[START]
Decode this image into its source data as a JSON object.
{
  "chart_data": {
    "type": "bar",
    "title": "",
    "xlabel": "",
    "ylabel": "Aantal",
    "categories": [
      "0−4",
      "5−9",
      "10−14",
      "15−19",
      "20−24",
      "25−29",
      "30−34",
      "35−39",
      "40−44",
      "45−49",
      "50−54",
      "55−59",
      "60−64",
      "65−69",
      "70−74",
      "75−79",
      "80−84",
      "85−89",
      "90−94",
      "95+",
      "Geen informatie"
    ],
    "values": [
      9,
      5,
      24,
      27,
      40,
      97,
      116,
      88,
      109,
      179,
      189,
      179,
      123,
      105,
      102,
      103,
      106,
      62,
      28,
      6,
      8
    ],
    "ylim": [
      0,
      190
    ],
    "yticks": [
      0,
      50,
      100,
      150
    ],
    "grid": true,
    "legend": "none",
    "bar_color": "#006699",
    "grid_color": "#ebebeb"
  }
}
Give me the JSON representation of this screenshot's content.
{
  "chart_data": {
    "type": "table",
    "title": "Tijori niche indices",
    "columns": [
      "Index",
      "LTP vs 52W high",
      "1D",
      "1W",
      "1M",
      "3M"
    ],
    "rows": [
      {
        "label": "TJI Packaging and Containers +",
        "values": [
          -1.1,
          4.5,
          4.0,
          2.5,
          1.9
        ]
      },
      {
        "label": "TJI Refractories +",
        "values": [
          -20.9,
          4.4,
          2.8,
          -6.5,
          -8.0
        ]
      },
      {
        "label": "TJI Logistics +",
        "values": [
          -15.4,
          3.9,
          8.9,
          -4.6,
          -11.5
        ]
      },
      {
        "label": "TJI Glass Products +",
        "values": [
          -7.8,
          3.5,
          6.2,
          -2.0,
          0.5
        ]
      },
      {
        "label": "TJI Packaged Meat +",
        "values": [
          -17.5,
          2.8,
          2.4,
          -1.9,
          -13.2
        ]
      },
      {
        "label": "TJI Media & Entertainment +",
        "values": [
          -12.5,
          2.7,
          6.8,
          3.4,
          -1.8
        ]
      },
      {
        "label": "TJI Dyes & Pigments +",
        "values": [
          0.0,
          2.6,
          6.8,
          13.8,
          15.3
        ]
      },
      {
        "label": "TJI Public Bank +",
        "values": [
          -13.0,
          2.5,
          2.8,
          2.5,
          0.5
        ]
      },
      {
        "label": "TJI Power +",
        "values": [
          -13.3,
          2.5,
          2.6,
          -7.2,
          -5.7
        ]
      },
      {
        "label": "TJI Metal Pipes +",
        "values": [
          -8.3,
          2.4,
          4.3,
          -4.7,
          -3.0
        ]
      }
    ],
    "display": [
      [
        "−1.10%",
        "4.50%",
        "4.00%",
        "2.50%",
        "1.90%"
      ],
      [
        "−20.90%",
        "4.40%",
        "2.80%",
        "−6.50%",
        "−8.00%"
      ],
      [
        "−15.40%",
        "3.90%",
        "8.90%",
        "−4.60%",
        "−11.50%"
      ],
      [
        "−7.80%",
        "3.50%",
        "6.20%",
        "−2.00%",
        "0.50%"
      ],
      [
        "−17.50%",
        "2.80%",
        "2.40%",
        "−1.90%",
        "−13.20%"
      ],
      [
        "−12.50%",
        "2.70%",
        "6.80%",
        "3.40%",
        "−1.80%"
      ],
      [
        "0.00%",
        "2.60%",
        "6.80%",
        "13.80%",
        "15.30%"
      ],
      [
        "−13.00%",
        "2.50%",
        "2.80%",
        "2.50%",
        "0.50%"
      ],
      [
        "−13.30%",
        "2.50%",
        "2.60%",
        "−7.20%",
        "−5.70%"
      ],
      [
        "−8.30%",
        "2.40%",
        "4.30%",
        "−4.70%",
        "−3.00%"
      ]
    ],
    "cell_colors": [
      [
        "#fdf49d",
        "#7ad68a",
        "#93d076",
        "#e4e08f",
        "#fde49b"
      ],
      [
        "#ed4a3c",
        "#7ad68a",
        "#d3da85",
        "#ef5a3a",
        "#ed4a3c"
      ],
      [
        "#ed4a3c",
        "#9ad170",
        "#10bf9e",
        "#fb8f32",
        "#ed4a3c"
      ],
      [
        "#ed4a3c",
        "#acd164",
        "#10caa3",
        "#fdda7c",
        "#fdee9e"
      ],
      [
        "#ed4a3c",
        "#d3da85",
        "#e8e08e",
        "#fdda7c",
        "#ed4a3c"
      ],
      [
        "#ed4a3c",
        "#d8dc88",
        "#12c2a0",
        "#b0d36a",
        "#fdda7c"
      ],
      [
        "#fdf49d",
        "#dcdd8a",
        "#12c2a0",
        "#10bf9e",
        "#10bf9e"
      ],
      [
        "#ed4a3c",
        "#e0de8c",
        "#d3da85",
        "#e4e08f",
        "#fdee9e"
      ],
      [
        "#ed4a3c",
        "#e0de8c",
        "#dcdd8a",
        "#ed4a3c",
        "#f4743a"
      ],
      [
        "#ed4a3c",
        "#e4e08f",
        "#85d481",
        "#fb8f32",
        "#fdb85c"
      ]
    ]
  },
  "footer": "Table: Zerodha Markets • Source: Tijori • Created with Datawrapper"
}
[END]
Retype all of the material, keeping each line exact.

Decode this image into its source data as a JSON object.
{
  "chart_data": {
    "type": "bar",
    "title": "",
    "xlabel": "",
    "ylabel": "Aantal",
    "categories": [
      "0−4",
      "5−9",
      "10−14",
      "15−19",
      "20−24",
      "25−29",
      "30−34",
      "35−39",
      "40−44",
      "45−49",
      "50−54",
      "55−59",
      "60−64",
      "65−69",
      "70−74",
      "75−79",
      "80−84",
      "85−89",
      "90−94",
      "95+",
      "Geen informatie"
    ],
    "values": [
      9,
      5,
      24,
      27,
      40,
      97,
      116,
      88,
      109,
      179,
      189,
      179,
      123,
      105,
      102,
      103,
      106,
      62,
      28,
      6,
      8
    ],
    "ylim": [
      0,
      190
    ],
    "yticks": [
      0,
      50,
      100,
      150
    ],
    "grid": true,
    "legend": "none",
    "bar_color": "#006699",
    "grid_color": "#ebebeb"
  }
}
Give me the JSON representation of this screenshot's content.
{
  "chart_data": {
    "type": "table",
    "title": "Tijori niche indices",
    "columns": [
      "Index",
      "LTP vs 52W high",
      "1D",
      "1W",
      "1M",
      "3M"
    ],
    "rows": [
      {
        "label": "TJI Packaging and Containers +",
        "values": [
          -1.1,
          4.5,
          4.0,
          2.5,
          1.9
        ]
      },
      {
        "label": "TJI Refractories +",
        "values": [
          -20.9,
          4.4,
          2.8,
          -6.5,
          -8.0
        ]
      },
      {
        "label": "TJI Logistics +",
        "values": [
          -15.4,
          3.9,
          8.9,
          -4.6,
          -11.5
        ]
      },
      {
        "label": "TJI Glass Products +",
        "values": [
          -7.8,
          3.5,
          6.2,
          -2.0,
          0.5
        ]
      },
      {
        "label": "TJI Packaged Meat +",
        "values": [
          -17.5,
          2.8,
          2.4,
          -1.9,
          -13.2
        ]
      },
      {
        "label": "TJI Media & Entertainment +",
        "values": [
          -12.5,
          2.7,
          6.8,
          3.4,
          -1.8
        ]
      },
      {
        "label": "TJI Dyes & Pigments +",
        "values": [
          0.0,
          2.6,
          6.8,
          13.8,
          15.3
        ]
      },
      {
        "label": "TJI Public Bank +",
        "values": [
          -13.0,
          2.5,
          2.8,
          2.5,
          0.5
        ]
      },
      {
        "label": "TJI Power +",
        "values": [
          -13.3,
          2.5,
          2.6,
          -7.2,
          -5.7
        ]
      },
      {
        "label": "TJI Metal Pipes +",
        "values": [
          -8.3,
          2.4,
          4.3,
          -4.7,
          -3.0
        ]
      }
    ],
    "display": [
      [
        "−1.10%",
        "4.50%",
        "4.00%",
        "2.50%",
        "1.90%"
      ],
      [
        "−20.90%",
        "4.40%",
        "2.80%",
        "−6.50%",
        "−8.00%"
      ],
      [
        "−15.40%",
        "3.90%",
        "8.90%",
        "−4.60%",
        "−11.50%"
      ],
      [
        "−7.80%",
        "3.50%",
        "6.20%",
        "−2.00%",
        "0.50%"
      ],
      [
        "−17.50%",
        "2.80%",
        "2.40%",
        "−1.90%",
        "−13.20%"
      ],
      [
        "−12.50%",
        "2.70%",
        "6.80%",
        "3.40%",
        "−1.80%"
      ],
      [
        "0.00%",
        "2.60%",
        "6.80%",
        "13.80%",
        "15.30%"
      ],
      [
        "−13.00%",
        "2.50%",
        "2.80%",
        "2.50%",
        "0.50%"
      ],
      [
        "−13.30%",
        "2.50%",
        "2.60%",
        "−7.20%",
        "−5.70%"
      ],
      [
        "−8.30%",
        "2.40%",
        "4.30%",
        "−4.70%",
        "−3.00%"
      ]
    ],
    "cell_colors": [
      [
        "#fdf49d",
        "#7ad68a",
        "#93d076",
        "#e4e08f",
        "#fde49b"
      ],
      [
        "#ed4a3c",
        "#7ad68a",
        "#d3da85",
        "#ef5a3a",
        "#ed4a3c"
      ],
      [
        "#ed4a3c",
        "#9ad170",
        "#10bf9e",
        "#fb8f32",
        "#ed4a3c"
      ],
      [
        "#ed4a3c",
        "#acd164",
        "#10caa3",
        "#fdda7c",
        "#fdee9e"
      ],
      [
        "#ed4a3c",
        "#d3da85",
        "#e8e08e",
        "#fdda7c",
        "#ed4a3c"
      ],
      [
        "#ed4a3c",
        "#d8dc88",
        "#12c2a0",
        "#b0d36a",
        "#fdda7c"
      ],
      [
        "#fdf49d",
        "#dcdd8a",
        "#12c2a0",
        "#10bf9e",
        "#10bf9e"
      ],
      [
        "#ed4a3c",
        "#e0de8c",
        "#d3da85",
        "#e4e08f",
        "#fdee9e"
      ],
      [
        "#ed4a3c",
        "#e0de8c",
        "#dcdd8a",
        "#ed4a3c",
        "#f4743a"
      ],
      [
        "#ed4a3c",
        "#e4e08f",
        "#85d481",
        "#fb8f32",
        "#fdb85c"
      ]
    ]
  },
  "footer": "Table: Zerodha Markets • Source: Tijori • Created with Datawrapper"
}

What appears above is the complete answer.